:: What the task asks ::
Retype exactly the lines that start at the line with "Transcribe this image's" and end at the final line, both included, and leave out every picture.

:: Material provided ::
-*-*-
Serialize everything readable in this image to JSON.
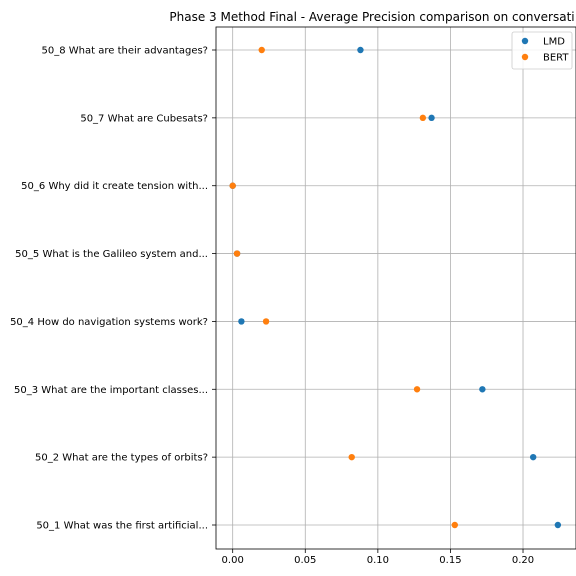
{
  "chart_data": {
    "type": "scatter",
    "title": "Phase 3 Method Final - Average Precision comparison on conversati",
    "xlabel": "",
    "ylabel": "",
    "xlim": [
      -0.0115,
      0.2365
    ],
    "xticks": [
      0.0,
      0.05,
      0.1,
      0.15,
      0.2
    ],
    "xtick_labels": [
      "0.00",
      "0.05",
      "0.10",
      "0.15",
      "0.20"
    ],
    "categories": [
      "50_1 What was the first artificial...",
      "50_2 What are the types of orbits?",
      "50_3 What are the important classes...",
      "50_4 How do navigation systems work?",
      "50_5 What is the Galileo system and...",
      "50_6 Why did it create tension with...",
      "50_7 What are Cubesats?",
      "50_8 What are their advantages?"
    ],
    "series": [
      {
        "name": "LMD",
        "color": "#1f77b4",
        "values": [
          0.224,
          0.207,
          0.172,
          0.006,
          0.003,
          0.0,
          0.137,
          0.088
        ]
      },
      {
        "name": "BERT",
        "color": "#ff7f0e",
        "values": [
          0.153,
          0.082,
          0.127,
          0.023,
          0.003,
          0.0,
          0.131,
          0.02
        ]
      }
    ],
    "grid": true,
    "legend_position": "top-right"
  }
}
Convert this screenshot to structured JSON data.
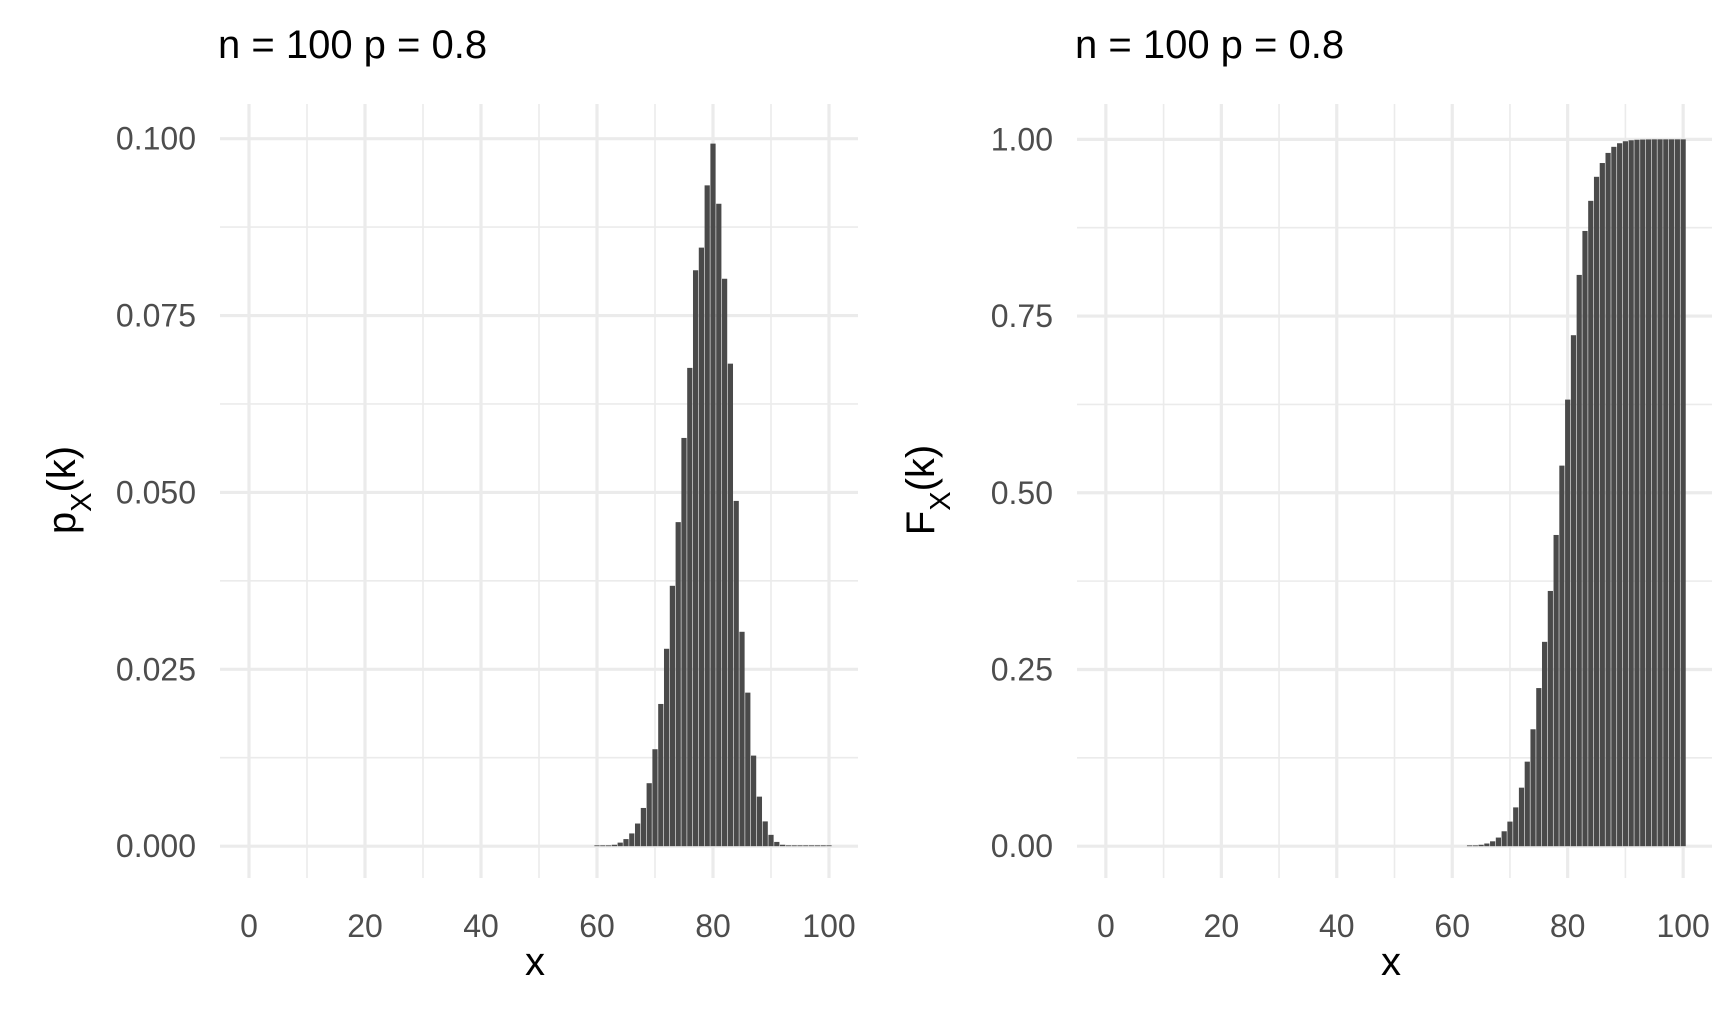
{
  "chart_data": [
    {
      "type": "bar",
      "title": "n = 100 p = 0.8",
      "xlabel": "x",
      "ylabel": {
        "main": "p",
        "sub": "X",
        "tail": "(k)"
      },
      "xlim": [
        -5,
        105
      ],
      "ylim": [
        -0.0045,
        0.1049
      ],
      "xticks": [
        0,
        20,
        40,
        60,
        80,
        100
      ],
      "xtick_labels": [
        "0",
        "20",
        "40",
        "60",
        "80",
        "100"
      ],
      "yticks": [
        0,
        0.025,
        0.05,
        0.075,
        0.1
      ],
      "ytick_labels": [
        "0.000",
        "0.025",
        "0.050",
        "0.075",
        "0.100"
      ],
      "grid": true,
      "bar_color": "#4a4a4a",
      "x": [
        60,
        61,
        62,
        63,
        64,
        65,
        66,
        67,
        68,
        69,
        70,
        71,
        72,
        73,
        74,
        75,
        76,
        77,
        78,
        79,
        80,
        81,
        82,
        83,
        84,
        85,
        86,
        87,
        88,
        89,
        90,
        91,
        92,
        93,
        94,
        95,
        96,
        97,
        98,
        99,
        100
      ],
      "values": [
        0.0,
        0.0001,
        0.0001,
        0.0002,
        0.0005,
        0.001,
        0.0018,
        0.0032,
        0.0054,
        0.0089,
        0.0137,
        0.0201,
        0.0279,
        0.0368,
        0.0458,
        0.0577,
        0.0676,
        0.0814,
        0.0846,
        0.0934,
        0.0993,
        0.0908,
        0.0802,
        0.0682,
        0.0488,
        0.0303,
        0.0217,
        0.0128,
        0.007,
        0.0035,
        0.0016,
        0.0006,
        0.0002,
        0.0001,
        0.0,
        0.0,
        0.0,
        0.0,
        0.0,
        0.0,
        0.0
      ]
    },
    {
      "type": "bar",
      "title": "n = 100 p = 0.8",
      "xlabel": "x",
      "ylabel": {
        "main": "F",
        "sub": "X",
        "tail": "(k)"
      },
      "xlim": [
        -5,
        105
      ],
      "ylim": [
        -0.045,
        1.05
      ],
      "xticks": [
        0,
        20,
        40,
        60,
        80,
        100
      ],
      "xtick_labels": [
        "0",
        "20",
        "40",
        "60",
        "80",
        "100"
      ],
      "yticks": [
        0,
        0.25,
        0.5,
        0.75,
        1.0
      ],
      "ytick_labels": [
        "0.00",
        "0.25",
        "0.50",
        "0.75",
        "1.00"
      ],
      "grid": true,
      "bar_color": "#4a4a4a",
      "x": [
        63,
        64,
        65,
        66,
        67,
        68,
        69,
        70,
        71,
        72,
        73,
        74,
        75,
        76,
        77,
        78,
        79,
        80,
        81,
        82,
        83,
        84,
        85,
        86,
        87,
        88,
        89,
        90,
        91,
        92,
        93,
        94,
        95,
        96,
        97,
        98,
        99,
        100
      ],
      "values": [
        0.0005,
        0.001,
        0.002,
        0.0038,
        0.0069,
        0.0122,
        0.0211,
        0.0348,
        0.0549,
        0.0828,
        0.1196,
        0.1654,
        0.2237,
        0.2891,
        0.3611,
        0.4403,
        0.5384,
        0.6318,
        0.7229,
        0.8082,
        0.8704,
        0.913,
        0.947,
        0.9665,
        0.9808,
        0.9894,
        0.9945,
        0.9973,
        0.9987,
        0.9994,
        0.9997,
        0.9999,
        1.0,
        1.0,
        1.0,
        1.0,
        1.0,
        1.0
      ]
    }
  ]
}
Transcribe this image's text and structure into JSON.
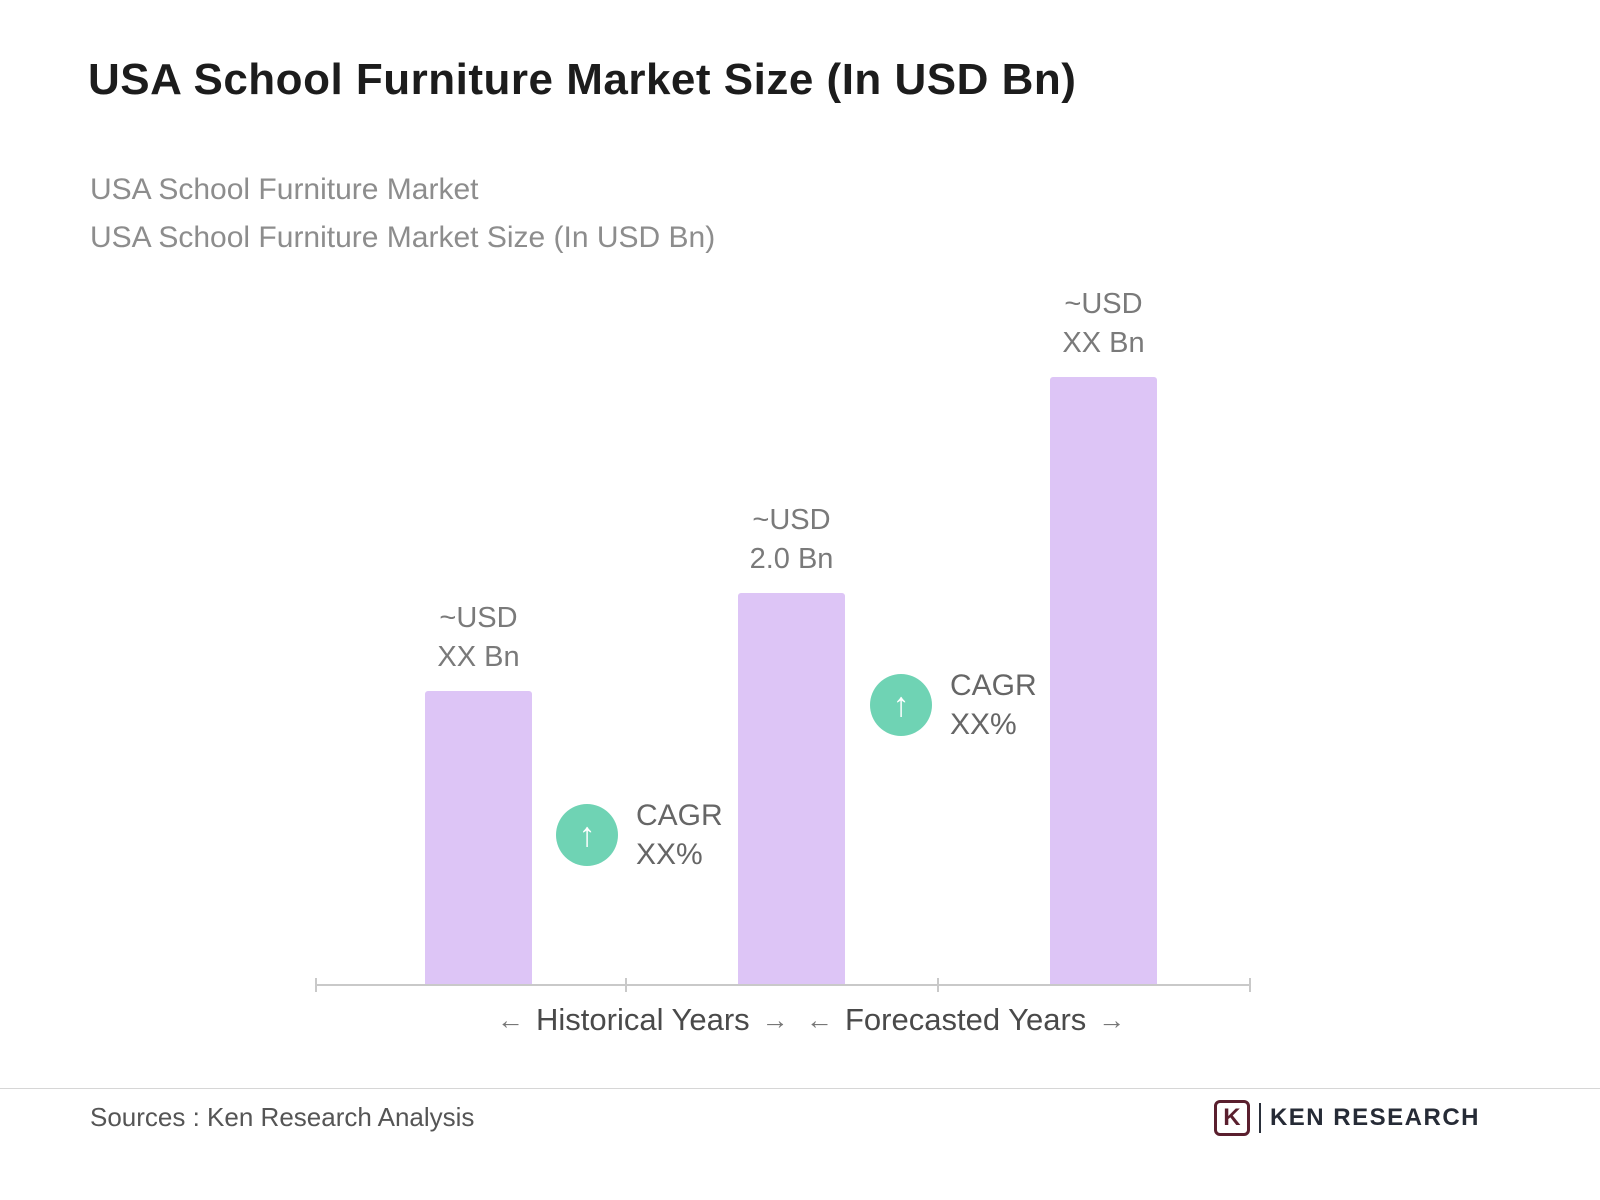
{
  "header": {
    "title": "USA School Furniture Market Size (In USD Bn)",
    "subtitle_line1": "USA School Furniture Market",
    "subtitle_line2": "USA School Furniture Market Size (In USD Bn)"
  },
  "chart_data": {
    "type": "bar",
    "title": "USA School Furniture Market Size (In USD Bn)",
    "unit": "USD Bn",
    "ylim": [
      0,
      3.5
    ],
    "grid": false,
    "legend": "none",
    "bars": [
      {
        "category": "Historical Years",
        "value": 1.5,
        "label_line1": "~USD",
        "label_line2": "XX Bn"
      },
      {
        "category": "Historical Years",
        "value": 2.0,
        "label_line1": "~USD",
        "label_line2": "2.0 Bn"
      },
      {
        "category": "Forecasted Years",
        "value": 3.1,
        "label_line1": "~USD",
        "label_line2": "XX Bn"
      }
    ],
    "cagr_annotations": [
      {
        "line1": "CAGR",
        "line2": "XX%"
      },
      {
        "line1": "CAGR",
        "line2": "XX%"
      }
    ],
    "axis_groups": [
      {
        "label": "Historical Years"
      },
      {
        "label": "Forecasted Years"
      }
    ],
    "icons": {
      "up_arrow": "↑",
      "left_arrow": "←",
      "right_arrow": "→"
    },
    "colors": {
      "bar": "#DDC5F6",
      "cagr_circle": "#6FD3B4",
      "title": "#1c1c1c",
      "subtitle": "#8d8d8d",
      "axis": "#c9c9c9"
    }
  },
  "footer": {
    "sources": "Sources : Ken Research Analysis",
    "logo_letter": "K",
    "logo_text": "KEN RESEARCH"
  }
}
-*-*-
:: Answer to the problem ::
Transcribe this image's text and structure into JSON.
{
  "header": {
    "title": "USA School Furniture Market Size (In USD Bn)",
    "subtitle_line1": "USA School Furniture Market",
    "subtitle_line2": "USA School Furniture Market Size (In USD Bn)"
  },
  "chart_data": {
    "type": "bar",
    "title": "USA School Furniture Market Size (In USD Bn)",
    "unit": "USD Bn",
    "ylim": [
      0,
      3.5
    ],
    "grid": false,
    "legend": "none",
    "bars": [
      {
        "category": "Historical Years",
        "value": 1.5,
        "label_line1": "~USD",
        "label_line2": "XX Bn"
      },
      {
        "category": "Historical Years",
        "value": 2.0,
        "label_line1": "~USD",
        "label_line2": "2.0 Bn"
      },
      {
        "category": "Forecasted Years",
        "value": 3.1,
        "label_line1": "~USD",
        "label_line2": "XX Bn"
      }
    ],
    "cagr_annotations": [
      {
        "line1": "CAGR",
        "line2": "XX%"
      },
      {
        "line1": "CAGR",
        "line2": "XX%"
      }
    ],
    "axis_groups": [
      {
        "label": "Historical Years"
      },
      {
        "label": "Forecasted Years"
      }
    ],
    "icons": {
      "up_arrow": "↑",
      "left_arrow": "←",
      "right_arrow": "→"
    },
    "colors": {
      "bar": "#DDC5F6",
      "cagr_circle": "#6FD3B4",
      "title": "#1c1c1c",
      "subtitle": "#8d8d8d",
      "axis": "#c9c9c9"
    }
  },
  "footer": {
    "sources": "Sources : Ken Research Analysis",
    "logo_letter": "K",
    "logo_text": "KEN RESEARCH"
  }
}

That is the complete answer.